------ Material for this exercise ------

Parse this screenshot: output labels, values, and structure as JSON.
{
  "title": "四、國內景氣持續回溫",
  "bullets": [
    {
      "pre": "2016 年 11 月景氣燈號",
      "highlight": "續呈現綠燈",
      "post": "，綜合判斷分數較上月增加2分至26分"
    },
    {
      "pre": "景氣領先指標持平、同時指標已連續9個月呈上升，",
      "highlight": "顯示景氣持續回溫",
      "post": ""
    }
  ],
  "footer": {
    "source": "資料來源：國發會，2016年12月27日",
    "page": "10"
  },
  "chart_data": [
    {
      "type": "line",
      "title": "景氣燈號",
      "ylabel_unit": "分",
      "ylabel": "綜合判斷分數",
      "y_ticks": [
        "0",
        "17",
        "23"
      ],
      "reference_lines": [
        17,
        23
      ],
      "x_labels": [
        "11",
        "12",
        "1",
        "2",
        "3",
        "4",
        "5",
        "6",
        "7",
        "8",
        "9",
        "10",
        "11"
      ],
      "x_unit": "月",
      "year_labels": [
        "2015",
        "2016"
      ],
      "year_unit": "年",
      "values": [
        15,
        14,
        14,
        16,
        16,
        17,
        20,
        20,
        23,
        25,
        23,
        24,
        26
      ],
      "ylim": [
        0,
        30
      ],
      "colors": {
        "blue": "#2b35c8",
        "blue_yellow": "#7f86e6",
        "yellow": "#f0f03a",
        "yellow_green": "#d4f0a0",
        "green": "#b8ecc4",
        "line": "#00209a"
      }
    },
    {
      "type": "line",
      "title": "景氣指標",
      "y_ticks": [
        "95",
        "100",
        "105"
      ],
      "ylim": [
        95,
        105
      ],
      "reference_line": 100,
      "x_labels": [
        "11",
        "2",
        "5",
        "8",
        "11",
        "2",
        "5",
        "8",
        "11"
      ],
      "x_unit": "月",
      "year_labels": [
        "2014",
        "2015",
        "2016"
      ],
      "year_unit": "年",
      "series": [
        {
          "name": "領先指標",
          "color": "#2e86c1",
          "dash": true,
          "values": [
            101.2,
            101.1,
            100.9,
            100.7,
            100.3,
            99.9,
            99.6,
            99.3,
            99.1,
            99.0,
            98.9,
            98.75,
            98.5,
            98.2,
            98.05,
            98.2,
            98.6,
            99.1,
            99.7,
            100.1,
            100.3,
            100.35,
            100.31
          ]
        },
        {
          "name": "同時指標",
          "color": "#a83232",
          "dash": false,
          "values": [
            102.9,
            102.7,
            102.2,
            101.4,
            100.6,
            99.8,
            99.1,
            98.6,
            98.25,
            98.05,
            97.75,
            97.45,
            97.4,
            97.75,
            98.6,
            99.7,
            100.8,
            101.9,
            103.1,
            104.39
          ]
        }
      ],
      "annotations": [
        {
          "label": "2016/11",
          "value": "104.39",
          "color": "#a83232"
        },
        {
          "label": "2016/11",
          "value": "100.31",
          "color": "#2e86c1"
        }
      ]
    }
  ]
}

------

**Task objective:** Reproduce every entry shown above, precisely as it stands.

**Correct answer:**
Parse this screenshot: output labels, values, and structure as JSON.
{
  "title": "四、國內景氣持續回溫",
  "bullets": [
    {
      "pre": "2016 年 11 月景氣燈號",
      "highlight": "續呈現綠燈",
      "post": "，綜合判斷分數較上月增加2分至26分"
    },
    {
      "pre": "景氣領先指標持平、同時指標已連續9個月呈上升，",
      "highlight": "顯示景氣持續回溫",
      "post": ""
    }
  ],
  "footer": {
    "source": "資料來源：國發會，2016年12月27日",
    "page": "10"
  },
  "chart_data": [
    {
      "type": "line",
      "title": "景氣燈號",
      "ylabel_unit": "分",
      "ylabel": "綜合判斷分數",
      "y_ticks": [
        "0",
        "17",
        "23"
      ],
      "reference_lines": [
        17,
        23
      ],
      "x_labels": [
        "11",
        "12",
        "1",
        "2",
        "3",
        "4",
        "5",
        "6",
        "7",
        "8",
        "9",
        "10",
        "11"
      ],
      "x_unit": "月",
      "year_labels": [
        "2015",
        "2016"
      ],
      "year_unit": "年",
      "values": [
        15,
        14,
        14,
        16,
        16,
        17,
        20,
        20,
        23,
        25,
        23,
        24,
        26
      ],
      "ylim": [
        0,
        30
      ],
      "colors": {
        "blue": "#2b35c8",
        "blue_yellow": "#7f86e6",
        "yellow": "#f0f03a",
        "yellow_green": "#d4f0a0",
        "green": "#b8ecc4",
        "line": "#00209a"
      }
    },
    {
      "type": "line",
      "title": "景氣指標",
      "y_ticks": [
        "95",
        "100",
        "105"
      ],
      "ylim": [
        95,
        105
      ],
      "reference_line": 100,
      "x_labels": [
        "11",
        "2",
        "5",
        "8",
        "11",
        "2",
        "5",
        "8",
        "11"
      ],
      "x_unit": "月",
      "year_labels": [
        "2014",
        "2015",
        "2016"
      ],
      "year_unit": "年",
      "series": [
        {
          "name": "領先指標",
          "color": "#2e86c1",
          "dash": true,
          "values": [
            101.2,
            101.1,
            100.9,
            100.7,
            100.3,
            99.9,
            99.6,
            99.3,
            99.1,
            99.0,
            98.9,
            98.75,
            98.5,
            98.2,
            98.05,
            98.2,
            98.6,
            99.1,
            99.7,
            100.1,
            100.3,
            100.35,
            100.31
          ]
        },
        {
          "name": "同時指標",
          "color": "#a83232",
          "dash": false,
          "values": [
            102.9,
            102.7,
            102.2,
            101.4,
            100.6,
            99.8,
            99.1,
            98.6,
            98.25,
            98.05,
            97.75,
            97.45,
            97.4,
            97.75,
            98.6,
            99.7,
            100.8,
            101.9,
            103.1,
            104.39
          ]
        }
      ],
      "annotations": [
        {
          "label": "2016/11",
          "value": "104.39",
          "color": "#a83232"
        },
        {
          "label": "2016/11",
          "value": "100.31",
          "color": "#2e86c1"
        }
      ]
    }
  ]
}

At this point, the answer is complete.